■ Problem to work on: Check every line of the data below for the string "name", and copy the ones that hold it.
====
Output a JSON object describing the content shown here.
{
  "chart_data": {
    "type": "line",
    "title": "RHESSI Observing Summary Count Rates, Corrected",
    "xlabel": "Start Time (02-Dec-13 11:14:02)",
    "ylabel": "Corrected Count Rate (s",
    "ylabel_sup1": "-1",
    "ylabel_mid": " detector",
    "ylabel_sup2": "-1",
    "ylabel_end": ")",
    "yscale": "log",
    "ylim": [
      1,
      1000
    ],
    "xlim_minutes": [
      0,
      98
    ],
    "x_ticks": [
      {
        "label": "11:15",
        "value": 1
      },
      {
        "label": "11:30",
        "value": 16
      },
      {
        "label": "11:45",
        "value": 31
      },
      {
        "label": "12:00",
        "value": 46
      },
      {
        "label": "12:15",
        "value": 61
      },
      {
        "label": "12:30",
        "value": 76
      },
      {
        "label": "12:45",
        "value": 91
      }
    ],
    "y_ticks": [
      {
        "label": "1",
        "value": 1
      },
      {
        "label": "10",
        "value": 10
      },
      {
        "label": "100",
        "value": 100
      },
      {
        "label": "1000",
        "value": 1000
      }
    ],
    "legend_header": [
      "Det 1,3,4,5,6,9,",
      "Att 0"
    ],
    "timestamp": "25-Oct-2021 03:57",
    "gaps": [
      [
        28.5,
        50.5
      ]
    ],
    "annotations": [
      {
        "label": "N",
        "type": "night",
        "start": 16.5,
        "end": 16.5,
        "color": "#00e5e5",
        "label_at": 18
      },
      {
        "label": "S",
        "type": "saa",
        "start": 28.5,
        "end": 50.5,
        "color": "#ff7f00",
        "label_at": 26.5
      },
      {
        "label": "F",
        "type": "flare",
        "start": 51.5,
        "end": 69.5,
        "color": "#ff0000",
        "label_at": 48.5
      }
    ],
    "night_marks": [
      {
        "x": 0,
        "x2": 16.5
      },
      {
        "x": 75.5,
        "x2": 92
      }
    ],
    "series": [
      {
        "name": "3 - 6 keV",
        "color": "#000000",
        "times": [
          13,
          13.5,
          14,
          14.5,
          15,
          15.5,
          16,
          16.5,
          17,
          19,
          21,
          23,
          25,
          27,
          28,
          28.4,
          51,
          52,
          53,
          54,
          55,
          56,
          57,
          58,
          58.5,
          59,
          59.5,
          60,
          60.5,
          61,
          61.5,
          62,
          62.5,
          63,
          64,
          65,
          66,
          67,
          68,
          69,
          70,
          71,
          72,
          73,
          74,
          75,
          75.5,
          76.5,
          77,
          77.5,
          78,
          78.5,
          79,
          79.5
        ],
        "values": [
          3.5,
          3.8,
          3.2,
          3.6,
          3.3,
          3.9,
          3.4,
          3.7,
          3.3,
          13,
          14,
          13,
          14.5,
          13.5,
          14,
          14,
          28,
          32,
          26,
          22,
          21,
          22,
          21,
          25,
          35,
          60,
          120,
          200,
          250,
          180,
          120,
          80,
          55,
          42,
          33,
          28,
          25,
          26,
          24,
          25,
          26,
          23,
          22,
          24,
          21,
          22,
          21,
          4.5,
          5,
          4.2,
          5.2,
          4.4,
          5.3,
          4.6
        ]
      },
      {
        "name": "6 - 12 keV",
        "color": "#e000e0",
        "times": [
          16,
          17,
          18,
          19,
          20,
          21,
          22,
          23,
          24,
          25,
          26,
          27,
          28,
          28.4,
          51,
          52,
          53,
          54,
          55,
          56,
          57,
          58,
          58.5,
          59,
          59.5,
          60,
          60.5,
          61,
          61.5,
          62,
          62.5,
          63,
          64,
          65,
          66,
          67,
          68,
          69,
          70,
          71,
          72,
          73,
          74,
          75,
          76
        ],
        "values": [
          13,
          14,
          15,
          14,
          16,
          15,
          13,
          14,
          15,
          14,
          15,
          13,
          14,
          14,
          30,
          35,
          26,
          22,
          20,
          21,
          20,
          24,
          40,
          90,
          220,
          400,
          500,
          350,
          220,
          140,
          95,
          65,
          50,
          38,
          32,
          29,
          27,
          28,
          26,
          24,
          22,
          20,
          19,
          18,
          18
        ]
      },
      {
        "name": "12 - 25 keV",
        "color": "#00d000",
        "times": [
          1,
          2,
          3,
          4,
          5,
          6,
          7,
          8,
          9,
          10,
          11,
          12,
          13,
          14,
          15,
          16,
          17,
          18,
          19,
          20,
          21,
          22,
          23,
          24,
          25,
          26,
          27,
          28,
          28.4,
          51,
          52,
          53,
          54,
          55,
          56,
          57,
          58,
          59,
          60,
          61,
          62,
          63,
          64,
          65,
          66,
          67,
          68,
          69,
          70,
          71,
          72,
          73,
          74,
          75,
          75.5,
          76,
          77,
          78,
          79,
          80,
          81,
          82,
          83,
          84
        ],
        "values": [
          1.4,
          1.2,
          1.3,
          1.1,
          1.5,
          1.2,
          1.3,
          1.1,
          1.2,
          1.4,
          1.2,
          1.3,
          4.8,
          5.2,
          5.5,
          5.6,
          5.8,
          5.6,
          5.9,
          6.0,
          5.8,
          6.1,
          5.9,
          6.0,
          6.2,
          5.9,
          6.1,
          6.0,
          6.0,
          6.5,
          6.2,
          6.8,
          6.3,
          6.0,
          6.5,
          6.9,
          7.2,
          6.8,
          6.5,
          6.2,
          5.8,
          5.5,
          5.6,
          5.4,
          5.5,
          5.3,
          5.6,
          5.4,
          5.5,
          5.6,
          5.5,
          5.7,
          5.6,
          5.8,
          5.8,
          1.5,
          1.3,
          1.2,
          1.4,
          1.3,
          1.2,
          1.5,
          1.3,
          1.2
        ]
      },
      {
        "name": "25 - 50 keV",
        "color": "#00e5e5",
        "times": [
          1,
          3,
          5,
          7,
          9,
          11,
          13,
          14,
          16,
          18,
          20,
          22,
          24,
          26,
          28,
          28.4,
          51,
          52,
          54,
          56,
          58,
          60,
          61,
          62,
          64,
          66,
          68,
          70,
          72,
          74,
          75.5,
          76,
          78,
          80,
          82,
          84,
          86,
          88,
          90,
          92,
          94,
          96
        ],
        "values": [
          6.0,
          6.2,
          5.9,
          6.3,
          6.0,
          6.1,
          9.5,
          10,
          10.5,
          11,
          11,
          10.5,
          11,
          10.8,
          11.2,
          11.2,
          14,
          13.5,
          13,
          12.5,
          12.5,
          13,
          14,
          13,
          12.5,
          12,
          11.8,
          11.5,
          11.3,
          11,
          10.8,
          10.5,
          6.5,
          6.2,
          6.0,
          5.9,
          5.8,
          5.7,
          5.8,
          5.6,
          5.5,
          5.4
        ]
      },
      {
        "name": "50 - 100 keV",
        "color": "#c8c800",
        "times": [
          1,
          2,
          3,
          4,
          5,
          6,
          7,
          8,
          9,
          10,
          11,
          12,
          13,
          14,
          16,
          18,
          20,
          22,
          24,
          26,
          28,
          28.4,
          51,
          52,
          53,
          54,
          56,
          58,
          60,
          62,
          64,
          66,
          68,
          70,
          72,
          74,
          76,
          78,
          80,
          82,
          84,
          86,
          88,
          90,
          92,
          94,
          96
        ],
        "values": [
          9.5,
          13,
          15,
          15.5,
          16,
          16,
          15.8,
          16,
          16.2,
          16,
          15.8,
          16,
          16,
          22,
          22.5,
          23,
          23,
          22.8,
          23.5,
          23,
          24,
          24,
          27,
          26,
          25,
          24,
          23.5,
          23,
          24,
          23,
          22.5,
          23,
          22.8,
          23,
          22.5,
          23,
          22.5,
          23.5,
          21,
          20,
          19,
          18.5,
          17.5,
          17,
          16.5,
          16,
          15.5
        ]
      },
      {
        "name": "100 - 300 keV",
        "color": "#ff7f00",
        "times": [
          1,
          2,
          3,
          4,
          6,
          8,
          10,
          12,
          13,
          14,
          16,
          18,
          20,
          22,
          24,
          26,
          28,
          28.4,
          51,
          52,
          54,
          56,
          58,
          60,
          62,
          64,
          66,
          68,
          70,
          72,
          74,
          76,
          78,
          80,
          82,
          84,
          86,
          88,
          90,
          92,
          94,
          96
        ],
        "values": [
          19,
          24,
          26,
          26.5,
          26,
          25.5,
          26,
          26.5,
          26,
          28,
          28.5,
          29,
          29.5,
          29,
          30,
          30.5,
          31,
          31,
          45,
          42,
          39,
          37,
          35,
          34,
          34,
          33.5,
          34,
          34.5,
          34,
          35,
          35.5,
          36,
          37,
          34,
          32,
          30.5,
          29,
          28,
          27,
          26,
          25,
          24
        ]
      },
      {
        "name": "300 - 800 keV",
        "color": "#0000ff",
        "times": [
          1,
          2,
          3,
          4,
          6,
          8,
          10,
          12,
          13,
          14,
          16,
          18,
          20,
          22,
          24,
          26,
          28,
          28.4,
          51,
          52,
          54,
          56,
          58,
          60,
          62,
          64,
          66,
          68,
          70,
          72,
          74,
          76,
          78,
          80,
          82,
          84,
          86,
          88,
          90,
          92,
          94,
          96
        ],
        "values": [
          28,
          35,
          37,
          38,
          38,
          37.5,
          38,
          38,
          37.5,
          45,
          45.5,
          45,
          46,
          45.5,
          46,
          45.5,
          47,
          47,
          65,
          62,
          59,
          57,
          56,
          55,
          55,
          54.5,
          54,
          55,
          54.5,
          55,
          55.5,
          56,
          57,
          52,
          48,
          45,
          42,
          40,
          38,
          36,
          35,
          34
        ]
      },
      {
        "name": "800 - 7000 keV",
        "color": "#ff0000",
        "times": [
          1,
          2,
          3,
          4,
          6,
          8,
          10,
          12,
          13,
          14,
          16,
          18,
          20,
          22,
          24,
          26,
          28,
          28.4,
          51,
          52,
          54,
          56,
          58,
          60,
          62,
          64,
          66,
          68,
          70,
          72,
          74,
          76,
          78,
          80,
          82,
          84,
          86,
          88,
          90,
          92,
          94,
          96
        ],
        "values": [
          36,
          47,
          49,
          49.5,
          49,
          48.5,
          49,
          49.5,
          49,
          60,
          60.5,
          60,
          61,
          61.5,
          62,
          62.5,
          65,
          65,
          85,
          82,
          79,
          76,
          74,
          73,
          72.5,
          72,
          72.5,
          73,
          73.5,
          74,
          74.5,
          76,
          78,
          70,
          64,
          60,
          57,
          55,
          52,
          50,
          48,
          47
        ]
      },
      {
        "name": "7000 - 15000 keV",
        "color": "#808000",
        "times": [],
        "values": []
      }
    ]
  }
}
====
■ Exercise result:
        "name": "3 - 6 keV",
        "name": "6 - 12 keV",
        "name": "12 - 25 keV",
        "name": "25 - 50 keV",
        "name": "50 - 100 keV",
        "name": "100 - 300 keV",
        "name": "300 - 800 keV",
        "name": "800 - 7000 keV",
        "name": "7000 - 15000 keV",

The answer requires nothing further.